**TASK GOAL**
Go through the listing and pick out each line with the word "quod" in it.
++++ RECORDS FOR THE TASK
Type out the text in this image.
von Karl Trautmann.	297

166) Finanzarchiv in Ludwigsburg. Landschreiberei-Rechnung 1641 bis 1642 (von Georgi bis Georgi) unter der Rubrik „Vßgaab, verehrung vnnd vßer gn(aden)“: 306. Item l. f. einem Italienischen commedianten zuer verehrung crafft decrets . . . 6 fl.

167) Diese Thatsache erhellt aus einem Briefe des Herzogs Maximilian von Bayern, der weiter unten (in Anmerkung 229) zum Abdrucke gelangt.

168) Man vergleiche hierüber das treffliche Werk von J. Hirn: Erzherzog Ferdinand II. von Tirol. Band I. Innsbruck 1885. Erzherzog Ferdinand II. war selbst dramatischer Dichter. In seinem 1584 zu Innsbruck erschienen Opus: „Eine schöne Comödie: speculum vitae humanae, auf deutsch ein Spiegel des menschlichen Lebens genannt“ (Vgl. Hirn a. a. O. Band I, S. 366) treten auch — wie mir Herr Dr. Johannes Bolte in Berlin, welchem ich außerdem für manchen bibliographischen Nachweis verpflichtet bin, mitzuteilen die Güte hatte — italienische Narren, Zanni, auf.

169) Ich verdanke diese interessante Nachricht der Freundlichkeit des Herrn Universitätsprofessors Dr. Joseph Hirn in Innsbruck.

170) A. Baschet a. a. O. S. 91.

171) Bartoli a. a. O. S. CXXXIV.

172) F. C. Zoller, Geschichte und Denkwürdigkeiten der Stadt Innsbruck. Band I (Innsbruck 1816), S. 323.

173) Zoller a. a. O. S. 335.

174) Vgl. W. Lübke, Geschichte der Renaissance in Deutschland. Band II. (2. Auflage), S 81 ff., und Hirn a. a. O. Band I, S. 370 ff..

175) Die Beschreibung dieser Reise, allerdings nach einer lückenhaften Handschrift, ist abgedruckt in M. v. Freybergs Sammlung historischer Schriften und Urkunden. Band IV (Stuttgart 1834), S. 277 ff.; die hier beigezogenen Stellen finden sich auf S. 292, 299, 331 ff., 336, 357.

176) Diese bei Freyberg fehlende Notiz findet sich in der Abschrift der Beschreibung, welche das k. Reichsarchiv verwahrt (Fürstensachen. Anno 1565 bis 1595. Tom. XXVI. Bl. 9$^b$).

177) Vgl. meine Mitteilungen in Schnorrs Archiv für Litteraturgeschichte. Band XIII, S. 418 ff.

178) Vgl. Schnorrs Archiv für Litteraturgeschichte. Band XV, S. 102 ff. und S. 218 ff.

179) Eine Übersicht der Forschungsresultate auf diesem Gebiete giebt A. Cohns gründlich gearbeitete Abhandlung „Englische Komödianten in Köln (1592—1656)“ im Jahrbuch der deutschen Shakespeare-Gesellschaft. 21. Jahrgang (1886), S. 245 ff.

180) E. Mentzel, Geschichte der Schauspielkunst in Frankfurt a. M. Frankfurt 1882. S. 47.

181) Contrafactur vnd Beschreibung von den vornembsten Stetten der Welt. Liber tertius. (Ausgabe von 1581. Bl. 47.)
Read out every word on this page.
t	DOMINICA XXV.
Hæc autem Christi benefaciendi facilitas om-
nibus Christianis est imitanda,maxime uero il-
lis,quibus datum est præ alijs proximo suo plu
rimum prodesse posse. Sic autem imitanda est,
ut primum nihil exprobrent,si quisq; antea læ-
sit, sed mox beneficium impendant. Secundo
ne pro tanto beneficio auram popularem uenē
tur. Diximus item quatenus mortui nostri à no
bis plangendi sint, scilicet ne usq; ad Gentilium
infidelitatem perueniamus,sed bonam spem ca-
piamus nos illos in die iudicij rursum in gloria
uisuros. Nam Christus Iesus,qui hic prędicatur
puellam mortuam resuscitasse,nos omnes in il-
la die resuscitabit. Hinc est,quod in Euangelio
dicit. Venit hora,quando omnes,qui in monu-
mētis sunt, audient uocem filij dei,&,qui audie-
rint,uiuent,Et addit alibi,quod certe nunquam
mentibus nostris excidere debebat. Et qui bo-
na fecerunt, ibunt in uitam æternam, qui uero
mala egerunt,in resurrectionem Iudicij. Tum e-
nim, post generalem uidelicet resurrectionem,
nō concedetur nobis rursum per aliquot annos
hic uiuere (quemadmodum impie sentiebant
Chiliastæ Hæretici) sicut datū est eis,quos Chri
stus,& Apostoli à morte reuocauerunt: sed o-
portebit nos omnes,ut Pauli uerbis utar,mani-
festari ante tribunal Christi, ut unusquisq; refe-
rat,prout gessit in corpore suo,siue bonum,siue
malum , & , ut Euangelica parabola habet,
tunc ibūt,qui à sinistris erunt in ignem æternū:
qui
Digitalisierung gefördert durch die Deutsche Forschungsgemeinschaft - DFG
++++++++
**FULL RESPONSE**
la die resuscitabit. Hinc est,quod in Euangelio
rint,uiuent,Et addit alibi,quod certe nunquam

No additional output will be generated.